[Exercise requirements] Each record is to be printed again precisely as it reads.

[Supplied data]
* * *

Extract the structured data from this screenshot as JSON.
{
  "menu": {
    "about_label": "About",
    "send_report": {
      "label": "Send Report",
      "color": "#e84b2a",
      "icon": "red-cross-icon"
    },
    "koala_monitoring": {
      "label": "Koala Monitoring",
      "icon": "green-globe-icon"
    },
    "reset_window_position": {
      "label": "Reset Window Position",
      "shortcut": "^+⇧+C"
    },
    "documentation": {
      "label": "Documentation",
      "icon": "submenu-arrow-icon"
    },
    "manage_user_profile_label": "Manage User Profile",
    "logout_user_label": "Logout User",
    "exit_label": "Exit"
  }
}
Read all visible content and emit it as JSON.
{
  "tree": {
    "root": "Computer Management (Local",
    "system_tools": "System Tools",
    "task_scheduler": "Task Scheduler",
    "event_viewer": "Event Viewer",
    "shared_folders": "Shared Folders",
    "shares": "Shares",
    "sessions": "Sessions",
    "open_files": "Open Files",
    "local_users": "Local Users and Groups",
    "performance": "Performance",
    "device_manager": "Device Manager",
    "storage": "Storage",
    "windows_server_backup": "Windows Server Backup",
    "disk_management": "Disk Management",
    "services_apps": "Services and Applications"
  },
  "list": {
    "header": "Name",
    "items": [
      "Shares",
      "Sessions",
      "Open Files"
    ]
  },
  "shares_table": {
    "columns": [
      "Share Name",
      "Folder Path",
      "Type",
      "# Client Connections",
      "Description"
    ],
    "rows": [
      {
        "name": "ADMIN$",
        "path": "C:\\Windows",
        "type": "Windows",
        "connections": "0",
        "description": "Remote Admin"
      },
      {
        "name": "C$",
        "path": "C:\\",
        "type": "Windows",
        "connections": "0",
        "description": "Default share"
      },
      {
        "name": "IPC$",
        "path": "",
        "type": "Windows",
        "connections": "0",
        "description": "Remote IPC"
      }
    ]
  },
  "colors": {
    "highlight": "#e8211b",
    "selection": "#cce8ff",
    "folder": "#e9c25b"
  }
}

* * *

[The completed task]
Extract the structured data from this screenshot as JSON.
{
  "menu": {
    "about_label": "About",
    "send_report": {
      "label": "Send Report",
      "color": "#e84b2a",
      "icon": "red-cross-icon"
    },
    "koala_monitoring": {
      "label": "Koala Monitoring",
      "icon": "green-globe-icon"
    },
    "reset_window_position": {
      "label": "Reset Window Position",
      "shortcut": "^+⇧+C"
    },
    "documentation": {
      "label": "Documentation",
      "icon": "submenu-arrow-icon"
    },
    "manage_user_profile_label": "Manage User Profile",
    "logout_user_label": "Logout User",
    "exit_label": "Exit"
  }
}
Read all visible content and emit it as JSON.
{
  "tree": {
    "root": "Computer Management (Local",
    "system_tools": "System Tools",
    "task_scheduler": "Task Scheduler",
    "event_viewer": "Event Viewer",
    "shared_folders": "Shared Folders",
    "shares": "Shares",
    "sessions": "Sessions",
    "open_files": "Open Files",
    "local_users": "Local Users and Groups",
    "performance": "Performance",
    "device_manager": "Device Manager",
    "storage": "Storage",
    "windows_server_backup": "Windows Server Backup",
    "disk_management": "Disk Management",
    "services_apps": "Services and Applications"
  },
  "list": {
    "header": "Name",
    "items": [
      "Shares",
      "Sessions",
      "Open Files"
    ]
  },
  "shares_table": {
    "columns": [
      "Share Name",
      "Folder Path",
      "Type",
      "# Client Connections",
      "Description"
    ],
    "rows": [
      {
        "name": "ADMIN$",
        "path": "C:\\Windows",
        "type": "Windows",
        "connections": "0",
        "description": "Remote Admin"
      },
      {
        "name": "C$",
        "path": "C:\\",
        "type": "Windows",
        "connections": "0",
        "description": "Default share"
      },
      {
        "name": "IPC$",
        "path": "",
        "type": "Windows",
        "connections": "0",
        "description": "Remote IPC"
      }
    ]
  },
  "colors": {
    "highlight": "#e8211b",
    "selection": "#cce8ff",
    "folder": "#e9c25b"
  }
}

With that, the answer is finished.